Records that describe figures
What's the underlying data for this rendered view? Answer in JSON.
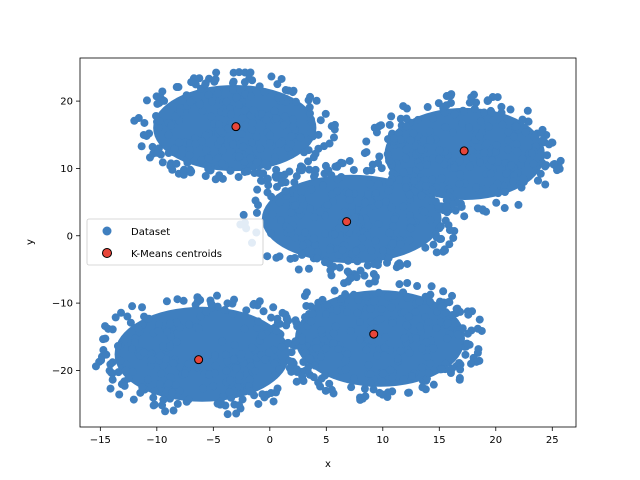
{
  "chart_data": {
    "type": "scatter",
    "title": "",
    "xlabel": "x",
    "ylabel": "y",
    "xlim": [
      -16.8,
      27.1
    ],
    "ylim": [
      -28.4,
      26.4
    ],
    "xticks": [
      -15,
      -10,
      -5,
      0,
      5,
      10,
      15,
      20,
      25
    ],
    "yticks": [
      -20,
      -10,
      0,
      10,
      20
    ],
    "tick_labels_x": [
      "−15",
      "−10",
      "−5",
      "0",
      "5",
      "10",
      "15",
      "20",
      "25"
    ],
    "tick_labels_y": [
      "−20",
      "−10",
      "0",
      "10",
      "20"
    ],
    "grid": false,
    "legend_position": "center-left",
    "series": [
      {
        "name": "Dataset",
        "color": "#3f7fbf",
        "clusters": [
          {
            "center": [
              -3.0,
              16.2
            ],
            "x_range": [
              -11.5,
              5.3
            ],
            "y_range": [
              8.2,
              23.8
            ]
          },
          {
            "center": [
              17.2,
              12.6
            ],
            "x_range": [
              9.0,
              25.5
            ],
            "y_range": [
              3.8,
              20.5
            ]
          },
          {
            "center": [
              6.8,
              2.1
            ],
            "x_range": [
              -2.0,
              16.5
            ],
            "y_range": [
              -5.5,
              10.5
            ]
          },
          {
            "center": [
              9.2,
              -14.6
            ],
            "x_range": [
              1.0,
              18.5
            ],
            "y_range": [
              -24.0,
              -6.5
            ]
          },
          {
            "center": [
              -6.3,
              -18.4
            ],
            "x_range": [
              -15.0,
              3.0
            ],
            "y_range": [
              -26.2,
              -9.0
            ]
          }
        ]
      },
      {
        "name": "K-Means centroids",
        "color": "#e8463a",
        "points": [
          {
            "x": -3.0,
            "y": 16.2
          },
          {
            "x": 17.2,
            "y": 12.6
          },
          {
            "x": 6.8,
            "y": 2.1
          },
          {
            "x": 9.2,
            "y": -14.6
          },
          {
            "x": -6.3,
            "y": -18.4
          }
        ]
      }
    ]
  }
}
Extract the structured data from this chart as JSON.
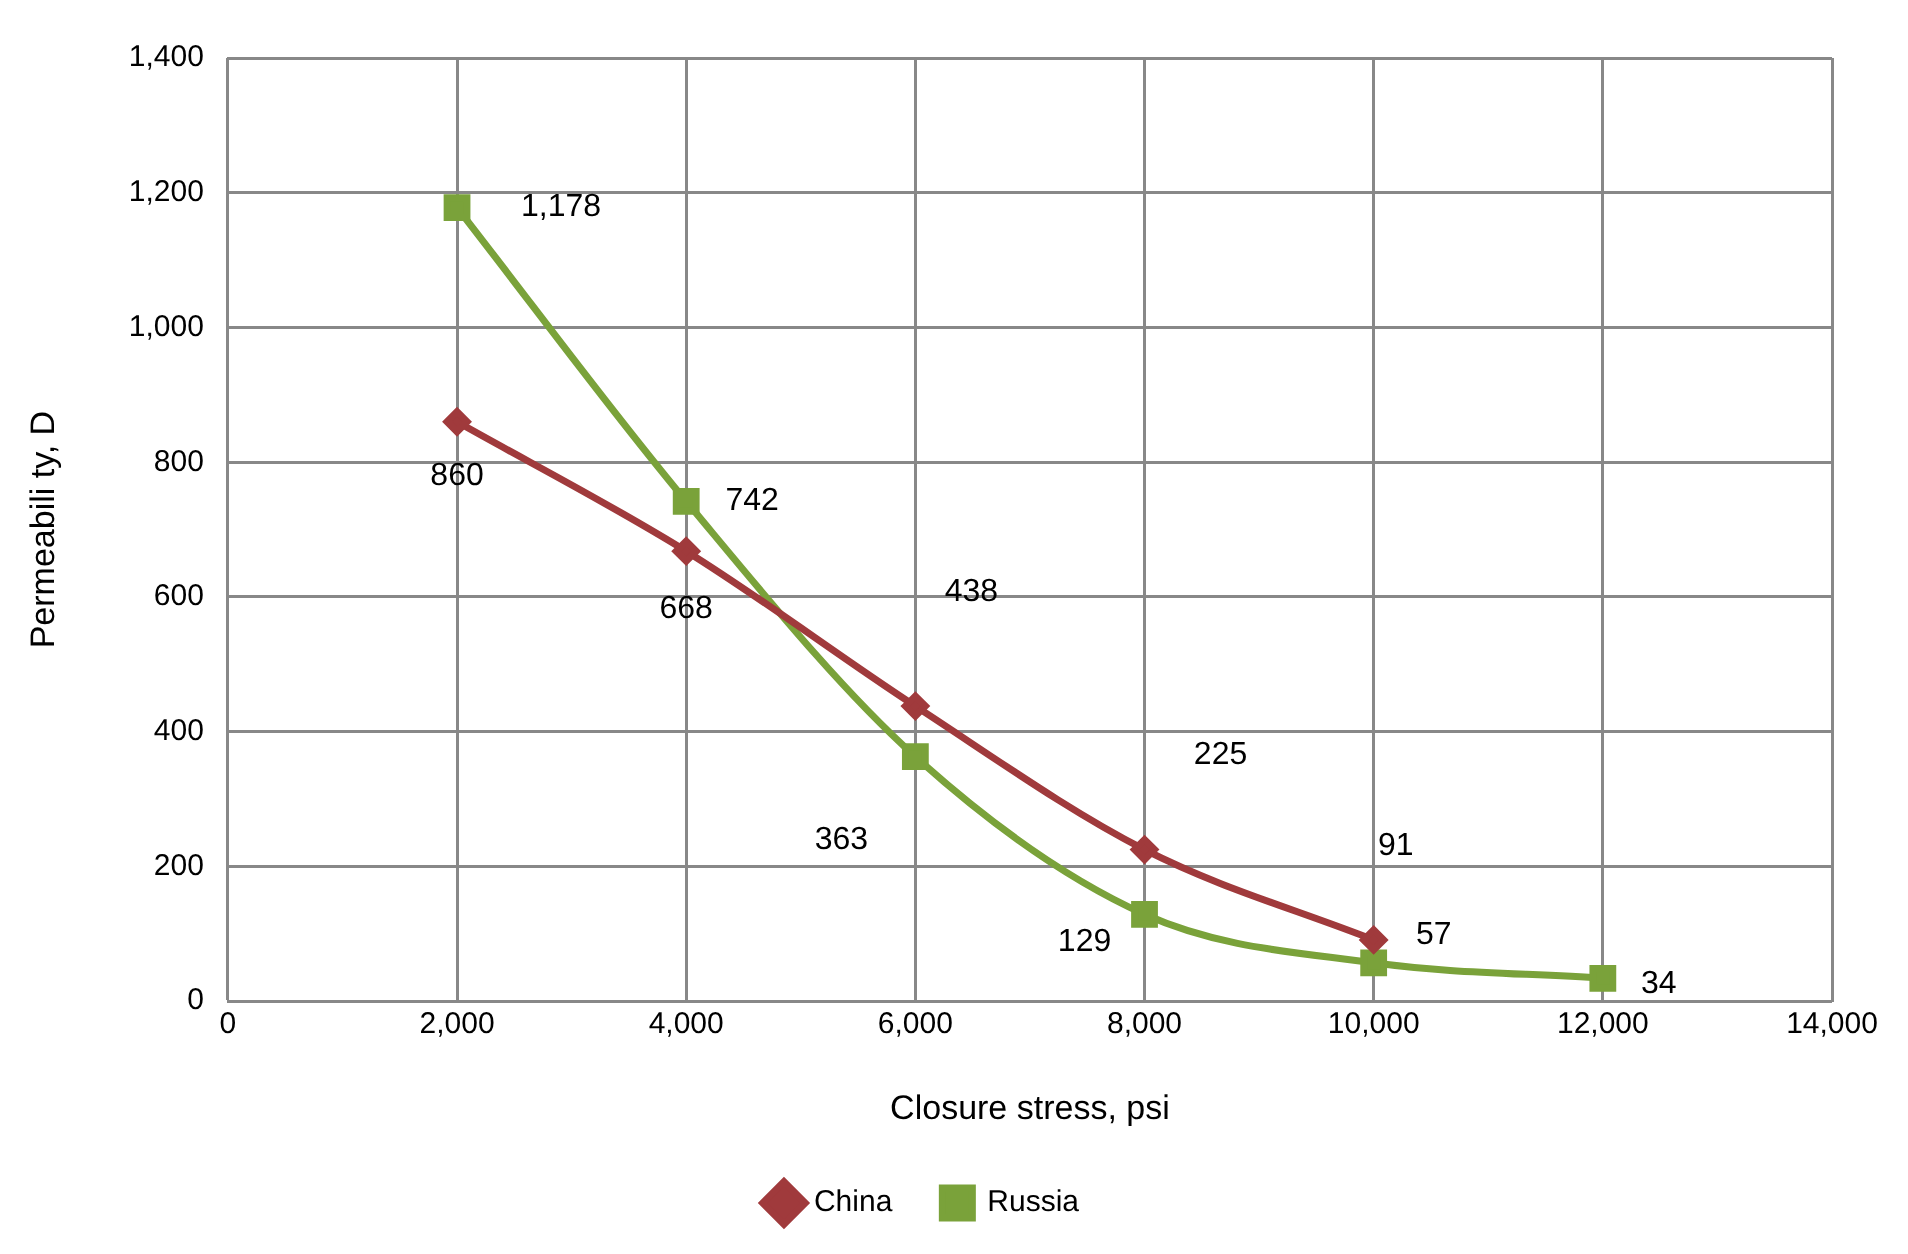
{
  "chart_data": {
    "type": "line",
    "xlabel": "Closure stress, psi",
    "ylabel": "Permeabili ty, D",
    "xlim": [
      0,
      14000
    ],
    "xticks": [
      0,
      {
        "value": 2000,
        "label": "2,000"
      },
      {
        "value": 4000,
        "label": "4,000"
      },
      {
        "value": 6000,
        "label": "6,000"
      },
      {
        "value": 8000,
        "label": "8,000"
      },
      {
        "value": 10000,
        "label": "10,000"
      },
      {
        "value": 12000,
        "label": "12,000"
      },
      {
        "value": 14000,
        "label": "14,000"
      }
    ],
    "ylim": [
      0,
      1400
    ],
    "yticks": [
      0,
      200,
      400,
      600,
      800,
      {
        "value": 1000,
        "label": "1,000"
      },
      {
        "value": 1200,
        "label": "1,200"
      },
      {
        "value": 1400,
        "label": "1,400"
      }
    ],
    "grid": true,
    "legend": "bottom",
    "line_style": "solid",
    "series": [
      {
        "name": "China",
        "color": "#a03a3c",
        "marker": "diamond",
        "x": [
          2000,
          4000,
          6000,
          8000,
          10000
        ],
        "values": [
          860,
          668,
          438,
          225,
          91
        ],
        "value_labels": [
          "860",
          "668",
          "438",
          "225",
          "91"
        ]
      },
      {
        "name": "Russia",
        "color": "#7aa23a",
        "marker": "square",
        "x": [
          2000,
          4000,
          6000,
          8000,
          10000,
          12000
        ],
        "values": [
          1178,
          742,
          363,
          129,
          57,
          34
        ],
        "value_labels": [
          "1,178",
          "742",
          "363",
          "129",
          "57",
          "34"
        ]
      }
    ]
  }
}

• **Goal**:
Where does the word "color" appear? Return each line that holds it.

• **Result**:
        "color": "#3f7fbf",
        "color": "#e8463a",
        "color": "#a03a3c",
        "color": "#7aa23a",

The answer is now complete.